• [DATA LISTING]:
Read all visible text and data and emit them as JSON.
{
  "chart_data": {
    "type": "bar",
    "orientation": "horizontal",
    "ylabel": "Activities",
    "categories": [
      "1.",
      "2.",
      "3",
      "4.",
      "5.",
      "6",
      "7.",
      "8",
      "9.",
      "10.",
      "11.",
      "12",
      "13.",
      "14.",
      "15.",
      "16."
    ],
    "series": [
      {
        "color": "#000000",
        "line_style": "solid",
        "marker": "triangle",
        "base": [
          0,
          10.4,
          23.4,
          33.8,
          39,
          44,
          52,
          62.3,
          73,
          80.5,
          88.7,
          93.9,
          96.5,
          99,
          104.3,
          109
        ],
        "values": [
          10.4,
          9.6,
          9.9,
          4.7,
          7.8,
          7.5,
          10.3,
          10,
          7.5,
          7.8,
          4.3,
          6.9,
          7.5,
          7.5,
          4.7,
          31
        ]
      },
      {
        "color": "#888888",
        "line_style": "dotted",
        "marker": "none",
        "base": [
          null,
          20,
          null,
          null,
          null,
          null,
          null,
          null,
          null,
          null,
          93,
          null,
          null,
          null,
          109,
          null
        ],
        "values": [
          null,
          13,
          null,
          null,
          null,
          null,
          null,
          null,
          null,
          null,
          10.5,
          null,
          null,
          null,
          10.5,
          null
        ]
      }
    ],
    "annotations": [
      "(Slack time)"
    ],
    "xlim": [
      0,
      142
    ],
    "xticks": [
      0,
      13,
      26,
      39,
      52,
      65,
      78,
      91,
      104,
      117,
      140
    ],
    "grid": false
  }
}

• [EXERCISE AIM]: Copy out the whole listing exactly as written.

• [TASK RESPONSE]:
Read all visible text and data and emit them as JSON.
{
  "chart_data": {
    "type": "bar",
    "orientation": "horizontal",
    "ylabel": "Activities",
    "categories": [
      "1.",
      "2.",
      "3",
      "4.",
      "5.",
      "6",
      "7.",
      "8",
      "9.",
      "10.",
      "11.",
      "12",
      "13.",
      "14.",
      "15.",
      "16."
    ],
    "series": [
      {
        "color": "#000000",
        "line_style": "solid",
        "marker": "triangle",
        "base": [
          0,
          10.4,
          23.4,
          33.8,
          39,
          44,
          52,
          62.3,
          73,
          80.5,
          88.7,
          93.9,
          96.5,
          99,
          104.3,
          109
        ],
        "values": [
          10.4,
          9.6,
          9.9,
          4.7,
          7.8,
          7.5,
          10.3,
          10,
          7.5,
          7.8,
          4.3,
          6.9,
          7.5,
          7.5,
          4.7,
          31
        ]
      },
      {
        "color": "#888888",
        "line_style": "dotted",
        "marker": "none",
        "base": [
          null,
          20,
          null,
          null,
          null,
          null,
          null,
          null,
          null,
          null,
          93,
          null,
          null,
          null,
          109,
          null
        ],
        "values": [
          null,
          13,
          null,
          null,
          null,
          null,
          null,
          null,
          null,
          null,
          10.5,
          null,
          null,
          null,
          10.5,
          null
        ]
      }
    ],
    "annotations": [
      "(Slack time)"
    ],
    "xlim": [
      0,
      142
    ],
    "xticks": [
      0,
      13,
      26,
      39,
      52,
      65,
      78,
      91,
      104,
      117,
      140
    ],
    "grid": false
  }
}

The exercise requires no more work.